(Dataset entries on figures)
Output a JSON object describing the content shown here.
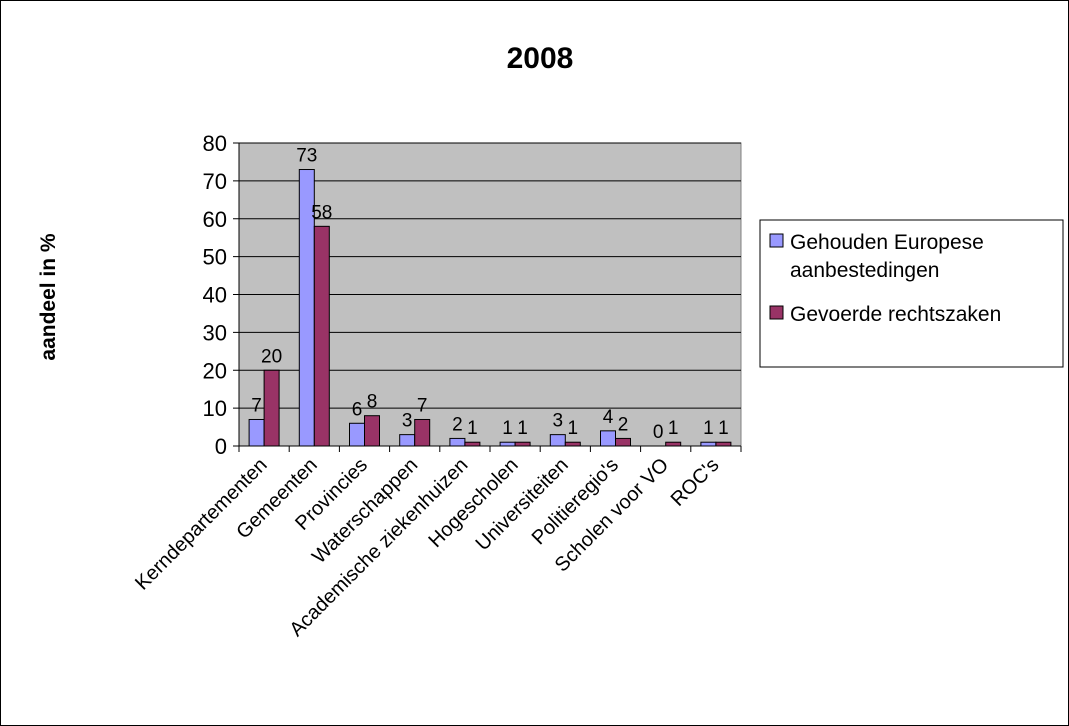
{
  "chart_data": {
    "type": "bar",
    "title": "2008",
    "ylabel": "aandeel in %",
    "xlabel": "",
    "ylim": [
      0,
      80
    ],
    "yticks": [
      0,
      10,
      20,
      30,
      40,
      50,
      60,
      70,
      80
    ],
    "grid": true,
    "legend_position": "right",
    "categories": [
      "Kerndepartementen",
      "Gemeenten",
      "Provincies",
      "Waterschappen",
      "Academische ziekenhuizen",
      "Hogescholen",
      "Universiteiten",
      "Politieregio's",
      "Scholen voor VO",
      "ROC's"
    ],
    "series": [
      {
        "name": "Gehouden Europese aanbestedingen",
        "legend_lines": [
          "Gehouden Europese",
          "aanbestedingen"
        ],
        "color": "#9999ff",
        "values": [
          7,
          73,
          6,
          3,
          2,
          1,
          3,
          4,
          0,
          1
        ]
      },
      {
        "name": "Gevoerde rechtszaken",
        "legend_lines": [
          "Gevoerde rechtszaken"
        ],
        "color": "#993366",
        "values": [
          20,
          58,
          8,
          7,
          1,
          1,
          1,
          2,
          1,
          1
        ]
      }
    ],
    "plot_background": "#c0c0c0"
  }
}
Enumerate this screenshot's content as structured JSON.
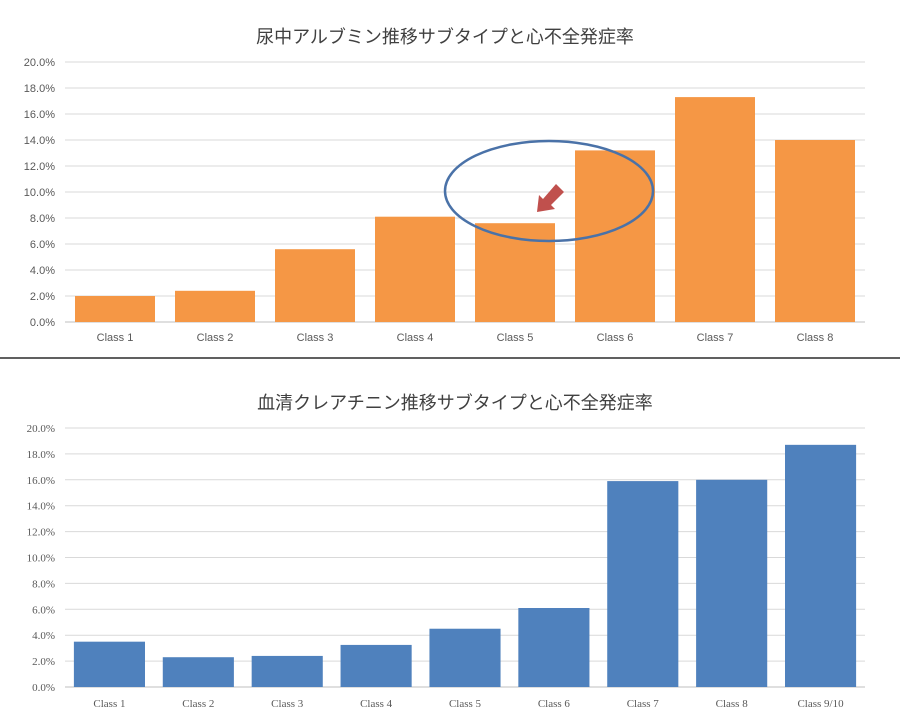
{
  "chart_data": [
    {
      "type": "bar",
      "title": "尿中アルブミン推移サブタイプと心不全発症率",
      "categories": [
        "Class 1",
        "Class 2",
        "Class 3",
        "Class 4",
        "Class 5",
        "Class 6",
        "Class 7",
        "Class 8"
      ],
      "values": [
        2.0,
        2.4,
        5.6,
        8.1,
        7.6,
        13.2,
        17.3,
        14.0
      ],
      "unit": "%",
      "yticks": [
        "0.0%",
        "2.0%",
        "4.0%",
        "6.0%",
        "8.0%",
        "10.0%",
        "12.0%",
        "14.0%",
        "16.0%",
        "18.0%",
        "20.0%"
      ],
      "ylim": [
        0,
        20
      ],
      "xlabel": "",
      "ylabel": "",
      "grid": true,
      "color": "#f59745",
      "annotation": {
        "type": "ellipse-and-arrow",
        "target": "Class 5",
        "ellipse_color": "#4a72a8",
        "arrow_color": "#c0504d"
      }
    },
    {
      "type": "bar",
      "title": "血清クレアチニン推移サブタイプと心不全発症率",
      "categories": [
        "Class 1",
        "Class 2",
        "Class 3",
        "Class 4",
        "Class 5",
        "Class 6",
        "Class 7",
        "Class 8",
        "Class 9/10"
      ],
      "values": [
        3.5,
        2.3,
        2.4,
        3.25,
        4.5,
        6.1,
        15.9,
        16.0,
        18.7
      ],
      "unit": "%",
      "yticks": [
        "0.0%",
        "2.0%",
        "4.0%",
        "6.0%",
        "8.0%",
        "10.0%",
        "12.0%",
        "14.0%",
        "16.0%",
        "18.0%",
        "20.0%"
      ],
      "ylim": [
        0,
        20
      ],
      "xlabel": "",
      "ylabel": "",
      "grid": true,
      "color": "#4f81bd"
    }
  ]
}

What you should do >>
Exactly reproduce the entries above, minus the pictures.

Result of this exercise >>
Output a JSON object describing the content shown here.
{
  "chart_data": {
    "type": "bar",
    "title": "2008",
    "ylabel": "aandeel in %",
    "xlabel": "",
    "ylim": [
      0,
      80
    ],
    "yticks": [
      0,
      10,
      20,
      30,
      40,
      50,
      60,
      70,
      80
    ],
    "grid": true,
    "legend_position": "right",
    "categories": [
      "Kerndepartementen",
      "Gemeenten",
      "Provincies",
      "Waterschappen",
      "Academische ziekenhuizen",
      "Hogescholen",
      "Universiteiten",
      "Politieregio's",
      "Scholen voor VO",
      "ROC's"
    ],
    "series": [
      {
        "name": "Gehouden Europese aanbestedingen",
        "legend_lines": [
          "Gehouden Europese",
          "aanbestedingen"
        ],
        "color": "#9999ff",
        "values": [
          7,
          73,
          6,
          3,
          2,
          1,
          3,
          4,
          0,
          1
        ]
      },
      {
        "name": "Gevoerde rechtszaken",
        "legend_lines": [
          "Gevoerde rechtszaken"
        ],
        "color": "#993366",
        "values": [
          20,
          58,
          8,
          7,
          1,
          1,
          1,
          2,
          1,
          1
        ]
      }
    ],
    "plot_background": "#c0c0c0"
  }
}
Enumerate this screenshot's content as structured JSON.
{
  "chart_data": [
    {
      "type": "bar",
      "title": "尿中アルブミン推移サブタイプと心不全発症率",
      "categories": [
        "Class 1",
        "Class 2",
        "Class 3",
        "Class 4",
        "Class 5",
        "Class 6",
        "Class 7",
        "Class 8"
      ],
      "values": [
        2.0,
        2.4,
        5.6,
        8.1,
        7.6,
        13.2,
        17.3,
        14.0
      ],
      "unit": "%",
      "yticks": [
        "0.0%",
        "2.0%",
        "4.0%",
        "6.0%",
        "8.0%",
        "10.0%",
        "12.0%",
        "14.0%",
        "16.0%",
        "18.0%",
        "20.0%"
      ],
      "ylim": [
        0,
        20
      ],
      "xlabel": "",
      "ylabel": "",
      "grid": true,
      "color": "#f59745",
      "annotation": {
        "type": "ellipse-and-arrow",
        "target": "Class 5",
        "ellipse_color": "#4a72a8",
        "arrow_color": "#c0504d"
      }
    },
    {
      "type": "bar",
      "title": "血清クレアチニン推移サブタイプと心不全発症率",
      "categories": [
        "Class 1",
        "Class 2",
        "Class 3",
        "Class 4",
        "Class 5",
        "Class 6",
        "Class 7",
        "Class 8",
        "Class 9/10"
      ],
      "values": [
        3.5,
        2.3,
        2.4,
        3.25,
        4.5,
        6.1,
        15.9,
        16.0,
        18.7
      ],
      "unit": "%",
      "yticks": [
        "0.0%",
        "2.0%",
        "4.0%",
        "6.0%",
        "8.0%",
        "10.0%",
        "12.0%",
        "14.0%",
        "16.0%",
        "18.0%",
        "20.0%"
      ],
      "ylim": [
        0,
        20
      ],
      "xlabel": "",
      "ylabel": "",
      "grid": true,
      "color": "#4f81bd"
    }
  ]
}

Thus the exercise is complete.